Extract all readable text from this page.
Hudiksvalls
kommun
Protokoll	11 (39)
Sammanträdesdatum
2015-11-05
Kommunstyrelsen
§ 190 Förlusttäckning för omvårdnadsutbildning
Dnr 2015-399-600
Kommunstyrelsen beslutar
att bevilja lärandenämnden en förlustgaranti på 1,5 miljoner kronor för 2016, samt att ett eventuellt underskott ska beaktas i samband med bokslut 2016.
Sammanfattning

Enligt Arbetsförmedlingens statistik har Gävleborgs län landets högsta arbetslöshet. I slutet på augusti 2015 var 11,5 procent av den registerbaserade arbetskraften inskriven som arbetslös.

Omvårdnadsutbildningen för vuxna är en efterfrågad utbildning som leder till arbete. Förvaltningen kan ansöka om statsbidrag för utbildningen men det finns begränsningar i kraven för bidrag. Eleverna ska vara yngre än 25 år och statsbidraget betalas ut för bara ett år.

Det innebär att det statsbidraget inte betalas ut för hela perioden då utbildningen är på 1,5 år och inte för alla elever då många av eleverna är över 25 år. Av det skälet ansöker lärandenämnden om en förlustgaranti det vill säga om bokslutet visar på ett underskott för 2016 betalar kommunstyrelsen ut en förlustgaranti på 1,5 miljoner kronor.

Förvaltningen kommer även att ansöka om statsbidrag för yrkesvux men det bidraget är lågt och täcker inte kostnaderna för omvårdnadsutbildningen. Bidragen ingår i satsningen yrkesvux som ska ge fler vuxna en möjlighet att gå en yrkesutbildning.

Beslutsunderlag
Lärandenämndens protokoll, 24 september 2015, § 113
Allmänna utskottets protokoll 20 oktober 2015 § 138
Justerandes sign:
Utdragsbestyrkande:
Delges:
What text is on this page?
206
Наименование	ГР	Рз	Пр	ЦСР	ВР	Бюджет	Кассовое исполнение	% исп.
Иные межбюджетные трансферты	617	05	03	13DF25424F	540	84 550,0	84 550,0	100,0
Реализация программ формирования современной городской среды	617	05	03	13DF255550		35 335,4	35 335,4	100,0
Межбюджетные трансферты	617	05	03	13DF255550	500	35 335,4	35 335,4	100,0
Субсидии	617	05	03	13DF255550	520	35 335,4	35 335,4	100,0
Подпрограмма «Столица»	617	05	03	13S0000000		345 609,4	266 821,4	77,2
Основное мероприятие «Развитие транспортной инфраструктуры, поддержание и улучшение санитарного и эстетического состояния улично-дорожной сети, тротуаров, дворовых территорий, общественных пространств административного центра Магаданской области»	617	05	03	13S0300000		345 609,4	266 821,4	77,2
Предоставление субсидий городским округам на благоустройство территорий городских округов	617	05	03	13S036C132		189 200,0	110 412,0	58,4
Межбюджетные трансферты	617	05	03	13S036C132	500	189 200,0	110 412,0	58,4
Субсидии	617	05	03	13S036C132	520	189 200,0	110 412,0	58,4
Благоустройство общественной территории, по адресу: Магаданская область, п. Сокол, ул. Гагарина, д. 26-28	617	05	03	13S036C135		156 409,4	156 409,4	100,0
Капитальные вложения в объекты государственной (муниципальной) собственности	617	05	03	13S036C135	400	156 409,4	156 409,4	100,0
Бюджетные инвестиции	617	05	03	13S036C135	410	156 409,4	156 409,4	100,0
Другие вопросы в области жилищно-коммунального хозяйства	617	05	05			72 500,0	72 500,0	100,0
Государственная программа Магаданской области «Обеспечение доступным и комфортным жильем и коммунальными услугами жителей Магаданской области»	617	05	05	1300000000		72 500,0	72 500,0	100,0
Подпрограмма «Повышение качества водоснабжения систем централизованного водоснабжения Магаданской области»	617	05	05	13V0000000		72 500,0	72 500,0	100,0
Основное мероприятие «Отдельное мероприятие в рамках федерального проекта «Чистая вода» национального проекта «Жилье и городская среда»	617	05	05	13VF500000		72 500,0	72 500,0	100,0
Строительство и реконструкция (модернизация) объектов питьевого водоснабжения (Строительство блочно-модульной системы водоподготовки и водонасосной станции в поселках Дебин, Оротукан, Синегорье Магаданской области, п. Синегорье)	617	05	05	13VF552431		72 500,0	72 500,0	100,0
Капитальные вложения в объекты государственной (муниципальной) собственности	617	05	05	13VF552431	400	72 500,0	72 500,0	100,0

Task statement: Identify each line in the records above that contains the word "водоснабжения", and copy it out in full.

Result of the exercise:
Подпрограмма «Повышение качества водоснабжения систем централизованного водоснабжения Магаданской области»	617	05	05	13V0000000		72 500,0	72 500,0	100,0
Строительство и реконструкция (модернизация) объектов питьевого водоснабжения (Строительство блочно-модульной системы водоподготовки и водонасосной станции в поселках Дебин, Оротукан, Синегорье Магаданской области, п. Синегорье)	617	05	05	13VF552431		72 500,0	72 500,0	100,0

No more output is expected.